→ **Stated goal**: Repeat each entry word for word. Leave any images out of the copy.
───── Material provided
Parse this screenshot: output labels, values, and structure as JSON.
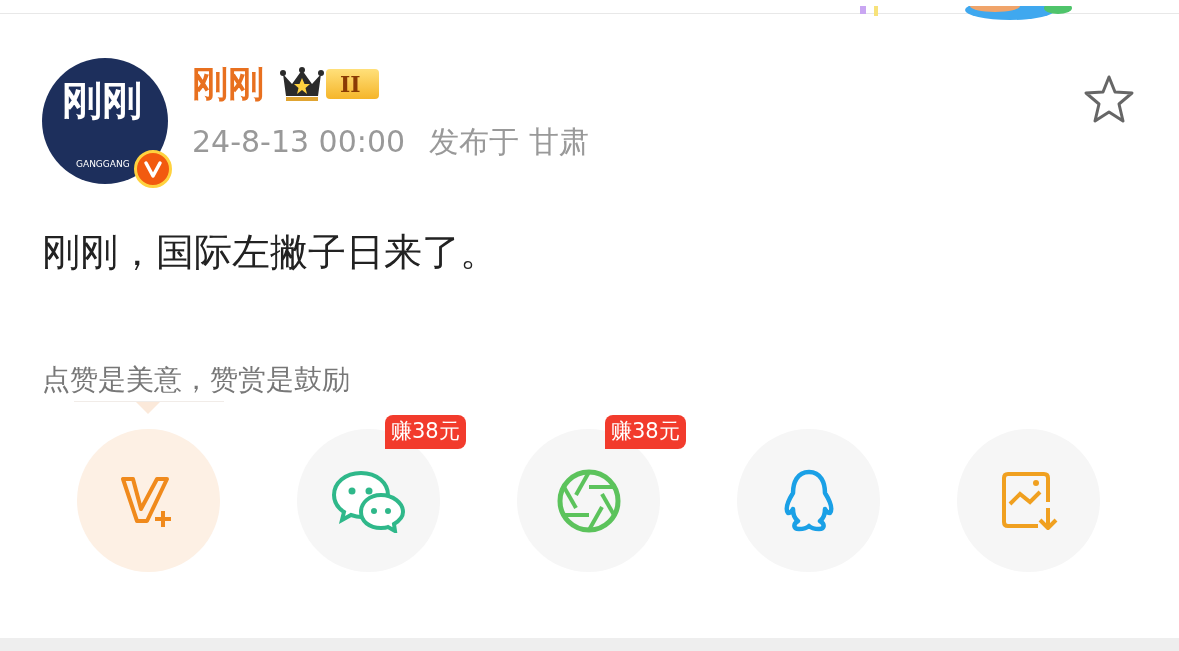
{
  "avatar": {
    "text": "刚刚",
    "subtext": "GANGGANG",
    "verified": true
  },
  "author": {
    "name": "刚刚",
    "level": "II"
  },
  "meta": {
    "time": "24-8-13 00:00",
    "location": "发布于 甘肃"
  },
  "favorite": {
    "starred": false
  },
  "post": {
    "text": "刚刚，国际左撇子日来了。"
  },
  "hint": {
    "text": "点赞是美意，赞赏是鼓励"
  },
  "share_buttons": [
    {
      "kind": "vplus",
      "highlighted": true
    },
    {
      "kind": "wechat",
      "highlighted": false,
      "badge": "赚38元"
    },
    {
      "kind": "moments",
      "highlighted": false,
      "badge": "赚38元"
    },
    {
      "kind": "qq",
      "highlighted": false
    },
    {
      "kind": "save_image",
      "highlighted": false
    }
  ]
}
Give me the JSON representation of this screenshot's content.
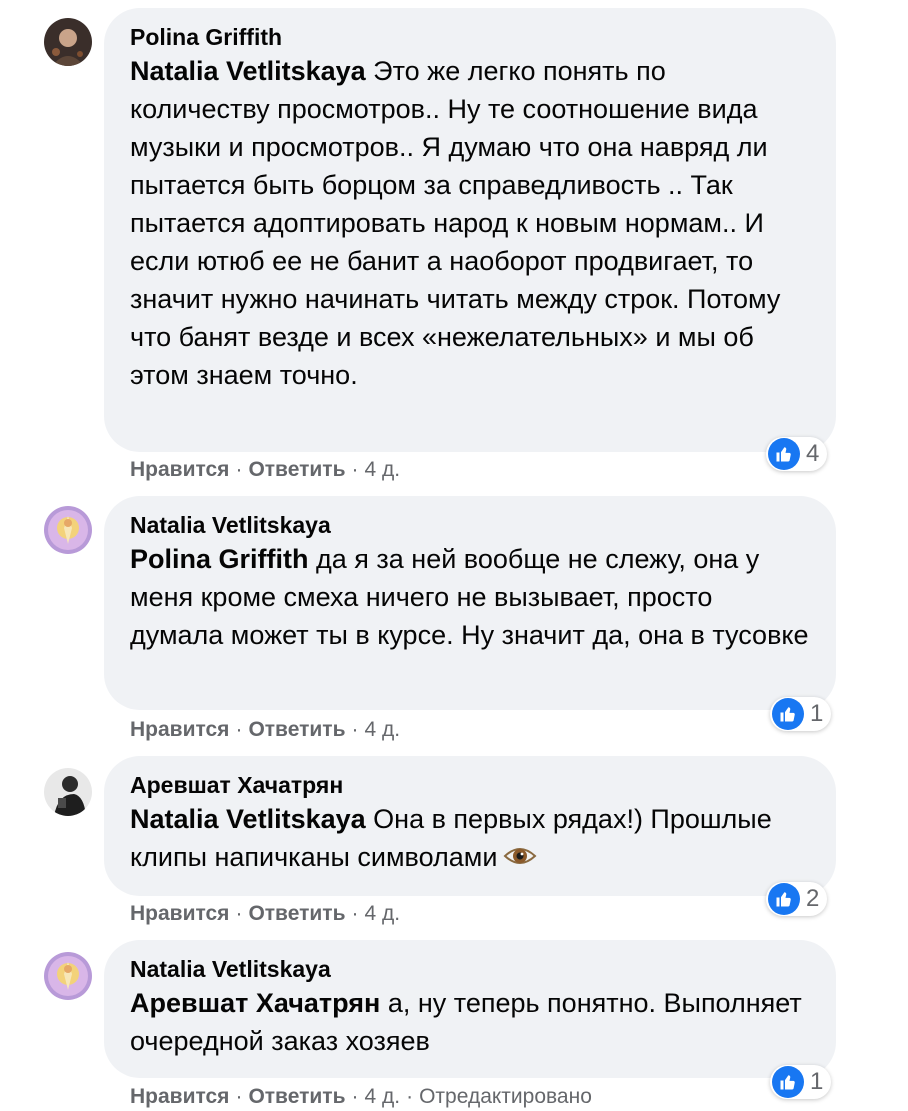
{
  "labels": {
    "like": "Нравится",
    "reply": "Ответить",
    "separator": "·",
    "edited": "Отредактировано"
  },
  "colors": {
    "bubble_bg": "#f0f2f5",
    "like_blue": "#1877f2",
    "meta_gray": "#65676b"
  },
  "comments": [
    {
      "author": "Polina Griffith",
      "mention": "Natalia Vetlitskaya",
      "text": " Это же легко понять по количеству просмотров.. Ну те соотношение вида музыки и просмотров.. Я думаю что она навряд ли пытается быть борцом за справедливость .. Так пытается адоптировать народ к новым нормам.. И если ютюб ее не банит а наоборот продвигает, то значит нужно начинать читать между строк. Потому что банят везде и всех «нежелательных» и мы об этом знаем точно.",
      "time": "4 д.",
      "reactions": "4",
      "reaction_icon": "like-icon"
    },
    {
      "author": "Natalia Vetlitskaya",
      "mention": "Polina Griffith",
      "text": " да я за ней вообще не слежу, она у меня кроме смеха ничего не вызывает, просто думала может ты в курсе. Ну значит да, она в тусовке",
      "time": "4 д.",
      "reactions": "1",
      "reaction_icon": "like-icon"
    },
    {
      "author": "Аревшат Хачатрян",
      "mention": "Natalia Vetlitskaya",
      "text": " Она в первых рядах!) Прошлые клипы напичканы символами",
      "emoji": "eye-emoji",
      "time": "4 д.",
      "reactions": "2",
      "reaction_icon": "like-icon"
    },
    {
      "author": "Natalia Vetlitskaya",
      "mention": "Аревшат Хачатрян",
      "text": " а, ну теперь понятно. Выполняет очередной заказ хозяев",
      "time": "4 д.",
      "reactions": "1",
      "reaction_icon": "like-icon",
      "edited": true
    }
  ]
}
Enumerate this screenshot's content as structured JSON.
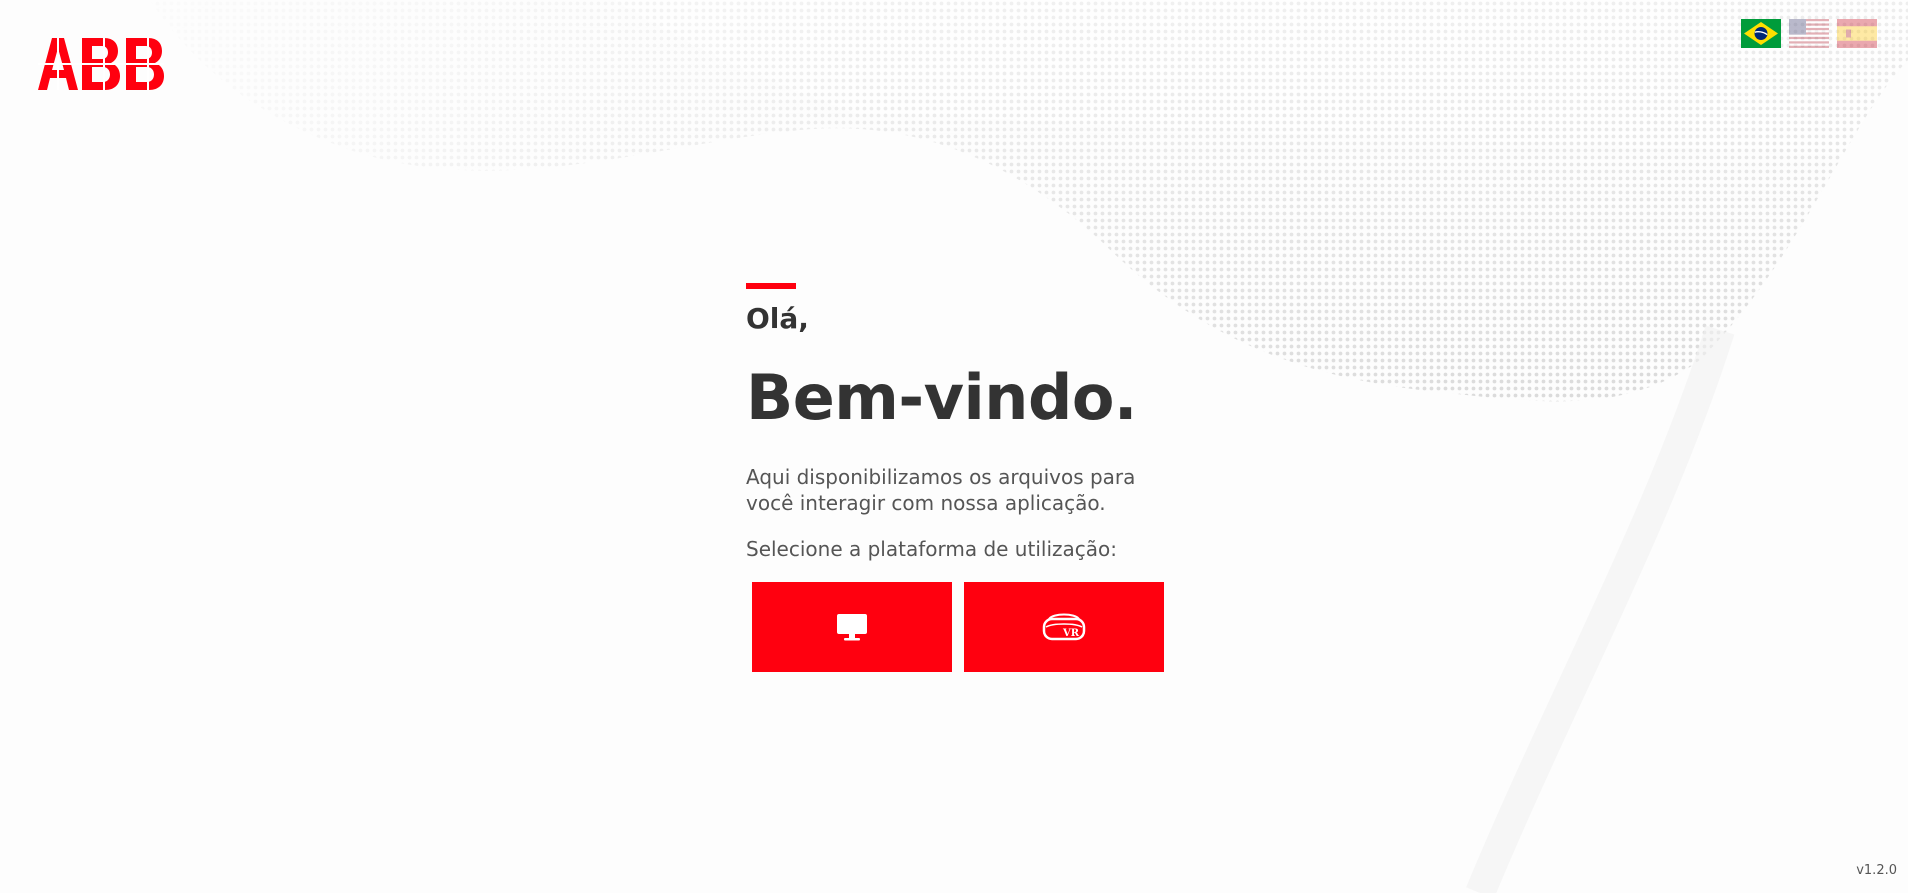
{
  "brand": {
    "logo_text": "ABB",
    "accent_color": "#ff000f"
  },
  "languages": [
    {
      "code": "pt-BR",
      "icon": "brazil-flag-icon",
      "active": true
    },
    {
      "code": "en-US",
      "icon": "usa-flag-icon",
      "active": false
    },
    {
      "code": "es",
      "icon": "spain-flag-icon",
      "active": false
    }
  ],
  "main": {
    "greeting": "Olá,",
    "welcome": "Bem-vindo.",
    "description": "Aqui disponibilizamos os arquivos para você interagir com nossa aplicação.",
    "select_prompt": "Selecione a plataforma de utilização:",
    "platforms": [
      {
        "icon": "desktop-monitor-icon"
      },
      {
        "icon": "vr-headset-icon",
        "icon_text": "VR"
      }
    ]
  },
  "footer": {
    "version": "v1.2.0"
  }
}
──────────
→ **Response**:
Parse this screenshot: output labels, values, and structure as JSON.
{
  "avatar": {
    "text": "刚刚",
    "subtext": "GANGGANG",
    "verified": true
  },
  "author": {
    "name": "刚刚",
    "level": "II"
  },
  "meta": {
    "time": "24-8-13 00:00",
    "location": "发布于 甘肃"
  },
  "favorite": {
    "starred": false
  },
  "post": {
    "text": "刚刚，国际左撇子日来了。"
  },
  "hint": {
    "text": "点赞是美意，赞赏是鼓励"
  },
  "share_buttons": [
    {
      "kind": "vplus",
      "highlighted": true
    },
    {
      "kind": "wechat",
      "highlighted": false,
      "badge": "赚38元"
    },
    {
      "kind": "moments",
      "highlighted": false,
      "badge": "赚38元"
    },
    {
      "kind": "qq",
      "highlighted": false
    },
    {
      "kind": "save_image",
      "highlighted": false
    }
  ]
}
Give me the JSON representation of this screenshot's content.
{
  "labels": {
    "like": "Нравится",
    "reply": "Ответить",
    "separator": "·",
    "edited": "Отредактировано"
  },
  "colors": {
    "bubble_bg": "#f0f2f5",
    "like_blue": "#1877f2",
    "meta_gray": "#65676b"
  },
  "comments": [
    {
      "author": "Polina Griffith",
      "mention": "Natalia Vetlitskaya",
      "text": " Это же легко понять по количеству просмотров.. Ну те соотношение вида музыки и просмотров.. Я думаю что она навряд ли пытается быть борцом за справедливость .. Так пытается адоптировать народ к новым нормам.. И если ютюб ее не банит а наоборот продвигает, то значит нужно начинать читать между строк. Потому что банят везде и всех «нежелательных» и мы об этом знаем точно.",
      "time": "4 д.",
      "reactions": "4",
      "reaction_icon": "like-icon"
    },
    {
      "author": "Natalia Vetlitskaya",
      "mention": "Polina Griffith",
      "text": " да я за ней вообще не слежу, она у меня кроме смеха ничего не вызывает, просто думала может ты в курсе. Ну значит да, она в тусовке",
      "time": "4 д.",
      "reactions": "1",
      "reaction_icon": "like-icon"
    },
    {
      "author": "Аревшат Хачатрян",
      "mention": "Natalia Vetlitskaya",
      "text": " Она в первых рядах!) Прошлые клипы напичканы символами",
      "emoji": "eye-emoji",
      "time": "4 д.",
      "reactions": "2",
      "reaction_icon": "like-icon"
    },
    {
      "author": "Natalia Vetlitskaya",
      "mention": "Аревшат Хачатрян",
      "text": " а, ну теперь понятно. Выполняет очередной заказ хозяев",
      "time": "4 д.",
      "reactions": "1",
      "reaction_icon": "like-icon",
      "edited": true
    }
  ]
}
Enumerate this screenshot's content as structured JSON.
{
  "brand": {
    "logo_text": "ABB",
    "accent_color": "#ff000f"
  },
  "languages": [
    {
      "code": "pt-BR",
      "icon": "brazil-flag-icon",
      "active": true
    },
    {
      "code": "en-US",
      "icon": "usa-flag-icon",
      "active": false
    },
    {
      "code": "es",
      "icon": "spain-flag-icon",
      "active": false
    }
  ],
  "main": {
    "greeting": "Olá,",
    "welcome": "Bem-vindo.",
    "description": "Aqui disponibilizamos os arquivos para você interagir com nossa aplicação.",
    "select_prompt": "Selecione a plataforma de utilização:",
    "platforms": [
      {
        "icon": "desktop-monitor-icon"
      },
      {
        "icon": "vr-headset-icon",
        "icon_text": "VR"
      }
    ]
  },
  "footer": {
    "version": "v1.2.0"
  }
}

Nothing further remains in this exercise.